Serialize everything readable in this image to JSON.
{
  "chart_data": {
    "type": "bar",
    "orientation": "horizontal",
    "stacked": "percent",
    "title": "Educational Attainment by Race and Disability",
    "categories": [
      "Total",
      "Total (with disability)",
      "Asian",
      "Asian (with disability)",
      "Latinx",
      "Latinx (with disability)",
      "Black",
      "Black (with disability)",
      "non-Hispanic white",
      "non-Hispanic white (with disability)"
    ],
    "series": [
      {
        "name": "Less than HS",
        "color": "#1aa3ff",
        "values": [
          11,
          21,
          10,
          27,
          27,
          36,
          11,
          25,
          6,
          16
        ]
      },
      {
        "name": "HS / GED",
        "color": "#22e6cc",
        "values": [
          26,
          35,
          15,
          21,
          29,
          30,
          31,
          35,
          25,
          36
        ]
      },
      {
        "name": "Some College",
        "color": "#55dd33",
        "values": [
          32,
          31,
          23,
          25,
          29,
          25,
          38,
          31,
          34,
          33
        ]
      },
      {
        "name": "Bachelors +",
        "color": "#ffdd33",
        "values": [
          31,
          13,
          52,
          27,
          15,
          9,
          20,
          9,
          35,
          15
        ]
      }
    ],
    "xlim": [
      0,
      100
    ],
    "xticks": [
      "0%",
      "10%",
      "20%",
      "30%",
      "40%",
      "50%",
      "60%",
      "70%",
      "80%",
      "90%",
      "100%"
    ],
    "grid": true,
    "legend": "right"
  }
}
○ ○ ○ ○
■ Do this ■
The entries above should be repeated exactly, every one of them.

■ The output ■
Serialize everything readable in this image to JSON.
{
  "chart_data": {
    "type": "bar",
    "orientation": "horizontal",
    "stacked": "percent",
    "title": "Educational Attainment by Race and Disability",
    "categories": [
      "Total",
      "Total (with disability)",
      "Asian",
      "Asian (with disability)",
      "Latinx",
      "Latinx (with disability)",
      "Black",
      "Black (with disability)",
      "non-Hispanic white",
      "non-Hispanic white (with disability)"
    ],
    "series": [
      {
        "name": "Less than HS",
        "color": "#1aa3ff",
        "values": [
          11,
          21,
          10,
          27,
          27,
          36,
          11,
          25,
          6,
          16
        ]
      },
      {
        "name": "HS / GED",
        "color": "#22e6cc",
        "values": [
          26,
          35,
          15,
          21,
          29,
          30,
          31,
          35,
          25,
          36
        ]
      },
      {
        "name": "Some College",
        "color": "#55dd33",
        "values": [
          32,
          31,
          23,
          25,
          29,
          25,
          38,
          31,
          34,
          33
        ]
      },
      {
        "name": "Bachelors +",
        "color": "#ffdd33",
        "values": [
          31,
          13,
          52,
          27,
          15,
          9,
          20,
          9,
          35,
          15
        ]
      }
    ],
    "xlim": [
      0,
      100
    ],
    "xticks": [
      "0%",
      "10%",
      "20%",
      "30%",
      "40%",
      "50%",
      "60%",
      "70%",
      "80%",
      "90%",
      "100%"
    ],
    "grid": true,
    "legend": "right"
  }
}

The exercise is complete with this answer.